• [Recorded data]
==============================

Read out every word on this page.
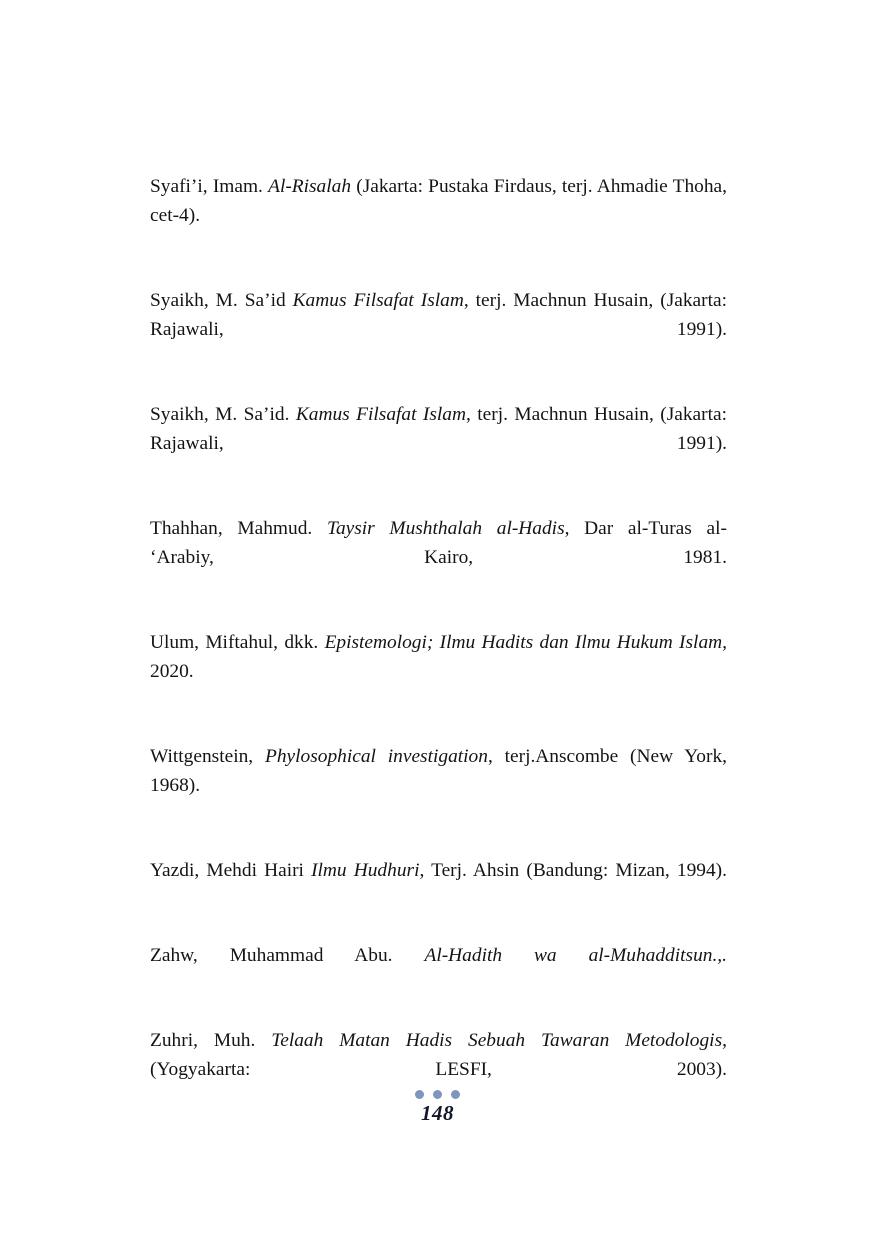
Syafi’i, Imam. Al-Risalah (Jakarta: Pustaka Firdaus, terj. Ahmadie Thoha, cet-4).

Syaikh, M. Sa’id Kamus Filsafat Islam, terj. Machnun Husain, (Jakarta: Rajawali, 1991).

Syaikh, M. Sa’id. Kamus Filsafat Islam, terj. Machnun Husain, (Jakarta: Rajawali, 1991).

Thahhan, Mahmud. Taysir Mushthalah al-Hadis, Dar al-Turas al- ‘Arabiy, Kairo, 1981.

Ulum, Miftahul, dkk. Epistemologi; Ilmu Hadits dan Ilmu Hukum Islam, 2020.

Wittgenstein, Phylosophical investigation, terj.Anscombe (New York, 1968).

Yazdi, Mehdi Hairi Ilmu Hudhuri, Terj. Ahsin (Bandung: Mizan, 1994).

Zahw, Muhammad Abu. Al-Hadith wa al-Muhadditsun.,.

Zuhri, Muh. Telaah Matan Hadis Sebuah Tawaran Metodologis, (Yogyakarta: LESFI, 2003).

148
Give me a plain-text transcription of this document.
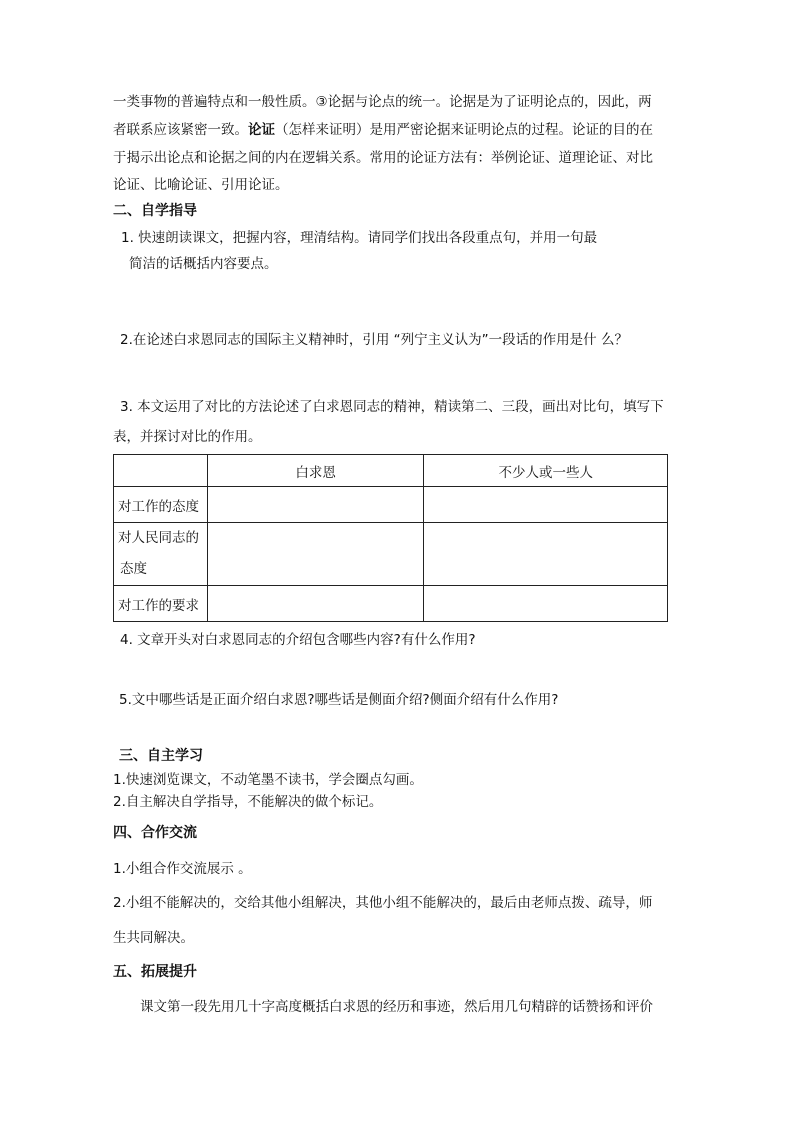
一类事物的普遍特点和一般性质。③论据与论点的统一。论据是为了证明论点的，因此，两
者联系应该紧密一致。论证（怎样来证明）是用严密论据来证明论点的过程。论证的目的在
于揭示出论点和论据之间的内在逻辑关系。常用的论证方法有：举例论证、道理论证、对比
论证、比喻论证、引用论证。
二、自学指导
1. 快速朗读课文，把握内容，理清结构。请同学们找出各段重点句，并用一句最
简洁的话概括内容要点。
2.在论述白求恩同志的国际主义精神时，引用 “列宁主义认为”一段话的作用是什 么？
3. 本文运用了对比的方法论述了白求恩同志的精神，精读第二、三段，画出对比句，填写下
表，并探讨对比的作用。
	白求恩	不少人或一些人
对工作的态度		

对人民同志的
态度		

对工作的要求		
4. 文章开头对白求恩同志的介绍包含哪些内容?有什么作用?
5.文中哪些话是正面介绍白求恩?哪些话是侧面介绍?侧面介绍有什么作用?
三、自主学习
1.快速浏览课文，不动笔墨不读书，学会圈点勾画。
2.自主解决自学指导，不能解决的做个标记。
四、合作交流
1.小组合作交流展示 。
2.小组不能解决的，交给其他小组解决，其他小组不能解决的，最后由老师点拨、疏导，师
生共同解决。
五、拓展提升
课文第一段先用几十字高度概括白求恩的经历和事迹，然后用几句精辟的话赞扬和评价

==============================

• [Problem description] Beginning with the line that contains "Give me a plain-text" in the data above, please copy each line exactly until the last line, both ends included, skipping any pictures.

• [Exercise solution]
Give me a plain-text transcription of this document.
一类事物的普遍特点和一般性质。③论据与论点的统一。论据是为了证明论点的，因此，两
者联系应该紧密一致。论证（怎样来证明）是用严密论据来证明论点的过程。论证的目的在
于揭示出论点和论据之间的内在逻辑关系。常用的论证方法有：举例论证、道理论证、对比
论证、比喻论证、引用论证。
二、自学指导
1. 快速朗读课文，把握内容，理清结构。请同学们找出各段重点句，并用一句最
简洁的话概括内容要点。
2.在论述白求恩同志的国际主义精神时，引用 “列宁主义认为”一段话的作用是什 么？
3. 本文运用了对比的方法论述了白求恩同志的精神，精读第二、三段，画出对比句，填写下
表，并探讨对比的作用。
	白求恩	不少人或一些人
对工作的态度		

对人民同志的
态度		

对工作的要求		
4. 文章开头对白求恩同志的介绍包含哪些内容?有什么作用?
5.文中哪些话是正面介绍白求恩?哪些话是侧面介绍?侧面介绍有什么作用?
三、自主学习
1.快速浏览课文，不动笔墨不读书，学会圈点勾画。
2.自主解决自学指导，不能解决的做个标记。
四、合作交流
1.小组合作交流展示 。
2.小组不能解决的，交给其他小组解决，其他小组不能解决的，最后由老师点拨、疏导，师
生共同解决。
五、拓展提升
课文第一段先用几十字高度概括白求恩的经历和事迹，然后用几句精辟的话赞扬和评价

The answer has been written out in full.